● **Task details**:
Repeat the listing below in full, exactly as it stands.

● **Material shown**:
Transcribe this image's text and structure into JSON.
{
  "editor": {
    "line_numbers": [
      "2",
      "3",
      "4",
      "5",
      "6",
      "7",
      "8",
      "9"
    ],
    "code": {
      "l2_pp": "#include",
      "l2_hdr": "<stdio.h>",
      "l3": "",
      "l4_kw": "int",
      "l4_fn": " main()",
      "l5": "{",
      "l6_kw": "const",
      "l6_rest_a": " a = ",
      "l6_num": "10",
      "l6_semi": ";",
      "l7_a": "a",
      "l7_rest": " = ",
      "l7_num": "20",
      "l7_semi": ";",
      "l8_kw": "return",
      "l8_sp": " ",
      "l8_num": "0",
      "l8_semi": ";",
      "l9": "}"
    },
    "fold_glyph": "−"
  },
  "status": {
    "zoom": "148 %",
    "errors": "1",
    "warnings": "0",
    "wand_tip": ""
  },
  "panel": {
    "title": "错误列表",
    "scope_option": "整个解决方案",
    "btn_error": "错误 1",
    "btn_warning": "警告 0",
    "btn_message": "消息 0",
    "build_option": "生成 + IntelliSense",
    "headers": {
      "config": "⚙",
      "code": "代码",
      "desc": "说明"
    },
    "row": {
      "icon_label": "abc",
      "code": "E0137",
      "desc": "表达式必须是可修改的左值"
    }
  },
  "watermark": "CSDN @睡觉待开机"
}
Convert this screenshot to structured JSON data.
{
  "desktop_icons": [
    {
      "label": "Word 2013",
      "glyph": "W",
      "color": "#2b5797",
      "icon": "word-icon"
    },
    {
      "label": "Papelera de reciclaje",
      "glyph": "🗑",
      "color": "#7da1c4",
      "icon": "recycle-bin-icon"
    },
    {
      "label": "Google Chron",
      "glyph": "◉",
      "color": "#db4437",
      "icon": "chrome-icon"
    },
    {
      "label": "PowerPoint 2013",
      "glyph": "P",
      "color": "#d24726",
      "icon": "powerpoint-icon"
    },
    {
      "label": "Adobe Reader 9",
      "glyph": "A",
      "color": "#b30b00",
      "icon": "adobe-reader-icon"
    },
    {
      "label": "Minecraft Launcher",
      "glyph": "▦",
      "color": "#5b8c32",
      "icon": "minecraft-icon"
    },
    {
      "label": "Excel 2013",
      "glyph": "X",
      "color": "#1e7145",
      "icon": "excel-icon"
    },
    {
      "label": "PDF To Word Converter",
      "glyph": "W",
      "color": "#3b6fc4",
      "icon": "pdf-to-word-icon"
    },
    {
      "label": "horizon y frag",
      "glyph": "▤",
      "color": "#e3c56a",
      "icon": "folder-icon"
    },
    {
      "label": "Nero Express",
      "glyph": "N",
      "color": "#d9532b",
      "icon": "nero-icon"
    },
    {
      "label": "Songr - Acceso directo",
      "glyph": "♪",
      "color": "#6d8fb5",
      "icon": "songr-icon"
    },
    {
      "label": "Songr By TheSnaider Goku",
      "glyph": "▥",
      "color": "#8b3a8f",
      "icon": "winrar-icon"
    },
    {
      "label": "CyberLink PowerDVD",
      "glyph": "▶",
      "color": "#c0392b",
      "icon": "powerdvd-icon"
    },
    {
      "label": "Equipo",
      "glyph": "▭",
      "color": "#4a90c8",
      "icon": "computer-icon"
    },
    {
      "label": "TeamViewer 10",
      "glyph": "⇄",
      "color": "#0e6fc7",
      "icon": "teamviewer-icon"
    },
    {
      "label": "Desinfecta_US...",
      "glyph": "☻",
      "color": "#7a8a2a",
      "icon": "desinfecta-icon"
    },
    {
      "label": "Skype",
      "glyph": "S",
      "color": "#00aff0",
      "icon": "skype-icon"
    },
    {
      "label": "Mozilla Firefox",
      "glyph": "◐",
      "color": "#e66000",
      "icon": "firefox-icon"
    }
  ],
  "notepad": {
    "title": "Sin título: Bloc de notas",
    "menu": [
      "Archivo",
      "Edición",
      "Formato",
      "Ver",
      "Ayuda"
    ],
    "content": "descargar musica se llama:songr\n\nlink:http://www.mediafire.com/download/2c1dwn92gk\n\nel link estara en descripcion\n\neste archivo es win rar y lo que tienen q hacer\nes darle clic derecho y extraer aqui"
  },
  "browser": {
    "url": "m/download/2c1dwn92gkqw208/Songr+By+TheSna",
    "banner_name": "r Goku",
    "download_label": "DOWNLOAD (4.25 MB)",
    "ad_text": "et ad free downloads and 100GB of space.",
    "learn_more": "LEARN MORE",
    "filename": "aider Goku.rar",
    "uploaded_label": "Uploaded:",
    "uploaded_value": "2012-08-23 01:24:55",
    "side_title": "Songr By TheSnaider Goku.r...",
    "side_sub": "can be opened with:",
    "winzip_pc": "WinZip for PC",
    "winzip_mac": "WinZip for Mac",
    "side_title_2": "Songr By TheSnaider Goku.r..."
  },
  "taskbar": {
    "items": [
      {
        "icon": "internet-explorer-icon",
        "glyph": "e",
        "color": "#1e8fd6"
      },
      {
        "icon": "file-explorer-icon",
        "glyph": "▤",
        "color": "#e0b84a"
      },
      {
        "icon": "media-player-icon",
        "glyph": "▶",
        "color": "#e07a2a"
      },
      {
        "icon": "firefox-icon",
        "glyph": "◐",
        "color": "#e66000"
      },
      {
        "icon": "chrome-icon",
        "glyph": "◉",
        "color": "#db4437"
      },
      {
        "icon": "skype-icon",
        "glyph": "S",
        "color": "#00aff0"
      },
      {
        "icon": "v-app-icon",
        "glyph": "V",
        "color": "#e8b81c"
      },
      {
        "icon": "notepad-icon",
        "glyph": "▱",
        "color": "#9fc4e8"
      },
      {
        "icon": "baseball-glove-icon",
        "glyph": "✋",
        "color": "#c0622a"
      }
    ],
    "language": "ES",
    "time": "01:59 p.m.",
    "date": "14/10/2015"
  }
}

● **Answer below**:
Transcribe this image's text and structure into JSON.
{
  "editor": {
    "line_numbers": [
      "2",
      "3",
      "4",
      "5",
      "6",
      "7",
      "8",
      "9"
    ],
    "code": {
      "l2_pp": "#include",
      "l2_hdr": "<stdio.h>",
      "l3": "",
      "l4_kw": "int",
      "l4_fn": " main()",
      "l5": "{",
      "l6_kw": "const",
      "l6_rest_a": " a = ",
      "l6_num": "10",
      "l6_semi": ";",
      "l7_a": "a",
      "l7_rest": " = ",
      "l7_num": "20",
      "l7_semi": ";",
      "l8_kw": "return",
      "l8_sp": " ",
      "l8_num": "0",
      "l8_semi": ";",
      "l9": "}"
    },
    "fold_glyph": "−"
  },
  "status": {
    "zoom": "148 %",
    "errors": "1",
    "warnings": "0",
    "wand_tip": ""
  },
  "panel": {
    "title": "错误列表",
    "scope_option": "整个解决方案",
    "btn_error": "错误 1",
    "btn_warning": "警告 0",
    "btn_message": "消息 0",
    "build_option": "生成 + IntelliSense",
    "headers": {
      "config": "⚙",
      "code": "代码",
      "desc": "说明"
    },
    "row": {
      "icon_label": "abc",
      "code": "E0137",
      "desc": "表达式必须是可修改的左值"
    }
  },
  "watermark": "CSDN @睡觉待开机"
}
Convert this screenshot to structured JSON data.
{
  "desktop_icons": [
    {
      "label": "Word 2013",
      "glyph": "W",
      "color": "#2b5797",
      "icon": "word-icon"
    },
    {
      "label": "Papelera de reciclaje",
      "glyph": "🗑",
      "color": "#7da1c4",
      "icon": "recycle-bin-icon"
    },
    {
      "label": "Google Chron",
      "glyph": "◉",
      "color": "#db4437",
      "icon": "chrome-icon"
    },
    {
      "label": "PowerPoint 2013",
      "glyph": "P",
      "color": "#d24726",
      "icon": "powerpoint-icon"
    },
    {
      "label": "Adobe Reader 9",
      "glyph": "A",
      "color": "#b30b00",
      "icon": "adobe-reader-icon"
    },
    {
      "label": "Minecraft Launcher",
      "glyph": "▦",
      "color": "#5b8c32",
      "icon": "minecraft-icon"
    },
    {
      "label": "Excel 2013",
      "glyph": "X",
      "color": "#1e7145",
      "icon": "excel-icon"
    },
    {
      "label": "PDF To Word Converter",
      "glyph": "W",
      "color": "#3b6fc4",
      "icon": "pdf-to-word-icon"
    },
    {
      "label": "horizon y frag",
      "glyph": "▤",
      "color": "#e3c56a",
      "icon": "folder-icon"
    },
    {
      "label": "Nero Express",
      "glyph": "N",
      "color": "#d9532b",
      "icon": "nero-icon"
    },
    {
      "label": "Songr - Acceso directo",
      "glyph": "♪",
      "color": "#6d8fb5",
      "icon": "songr-icon"
    },
    {
      "label": "Songr By TheSnaider Goku",
      "glyph": "▥",
      "color": "#8b3a8f",
      "icon": "winrar-icon"
    },
    {
      "label": "CyberLink PowerDVD",
      "glyph": "▶",
      "color": "#c0392b",
      "icon": "powerdvd-icon"
    },
    {
      "label": "Equipo",
      "glyph": "▭",
      "color": "#4a90c8",
      "icon": "computer-icon"
    },
    {
      "label": "TeamViewer 10",
      "glyph": "⇄",
      "color": "#0e6fc7",
      "icon": "teamviewer-icon"
    },
    {
      "label": "Desinfecta_US...",
      "glyph": "☻",
      "color": "#7a8a2a",
      "icon": "desinfecta-icon"
    },
    {
      "label": "Skype",
      "glyph": "S",
      "color": "#00aff0",
      "icon": "skype-icon"
    },
    {
      "label": "Mozilla Firefox",
      "glyph": "◐",
      "color": "#e66000",
      "icon": "firefox-icon"
    }
  ],
  "notepad": {
    "title": "Sin título: Bloc de notas",
    "menu": [
      "Archivo",
      "Edición",
      "Formato",
      "Ver",
      "Ayuda"
    ],
    "content": "descargar musica se llama:songr\n\nlink:http://www.mediafire.com/download/2c1dwn92gk\n\nel link estara en descripcion\n\neste archivo es win rar y lo que tienen q hacer\nes darle clic derecho y extraer aqui"
  },
  "browser": {
    "url": "m/download/2c1dwn92gkqw208/Songr+By+TheSna",
    "banner_name": "r Goku",
    "download_label": "DOWNLOAD (4.25 MB)",
    "ad_text": "et ad free downloads and 100GB of space.",
    "learn_more": "LEARN MORE",
    "filename": "aider Goku.rar",
    "uploaded_label": "Uploaded:",
    "uploaded_value": "2012-08-23 01:24:55",
    "side_title": "Songr By TheSnaider Goku.r...",
    "side_sub": "can be opened with:",
    "winzip_pc": "WinZip for PC",
    "winzip_mac": "WinZip for Mac",
    "side_title_2": "Songr By TheSnaider Goku.r..."
  },
  "taskbar": {
    "items": [
      {
        "icon": "internet-explorer-icon",
        "glyph": "e",
        "color": "#1e8fd6"
      },
      {
        "icon": "file-explorer-icon",
        "glyph": "▤",
        "color": "#e0b84a"
      },
      {
        "icon": "media-player-icon",
        "glyph": "▶",
        "color": "#e07a2a"
      },
      {
        "icon": "firefox-icon",
        "glyph": "◐",
        "color": "#e66000"
      },
      {
        "icon": "chrome-icon",
        "glyph": "◉",
        "color": "#db4437"
      },
      {
        "icon": "skype-icon",
        "glyph": "S",
        "color": "#00aff0"
      },
      {
        "icon": "v-app-icon",
        "glyph": "V",
        "color": "#e8b81c"
      },
      {
        "icon": "notepad-icon",
        "glyph": "▱",
        "color": "#9fc4e8"
      },
      {
        "icon": "baseball-glove-icon",
        "glyph": "✋",
        "color": "#c0622a"
      }
    ],
    "language": "ES",
    "time": "01:59 p.m.",
    "date": "14/10/2015"
  }
}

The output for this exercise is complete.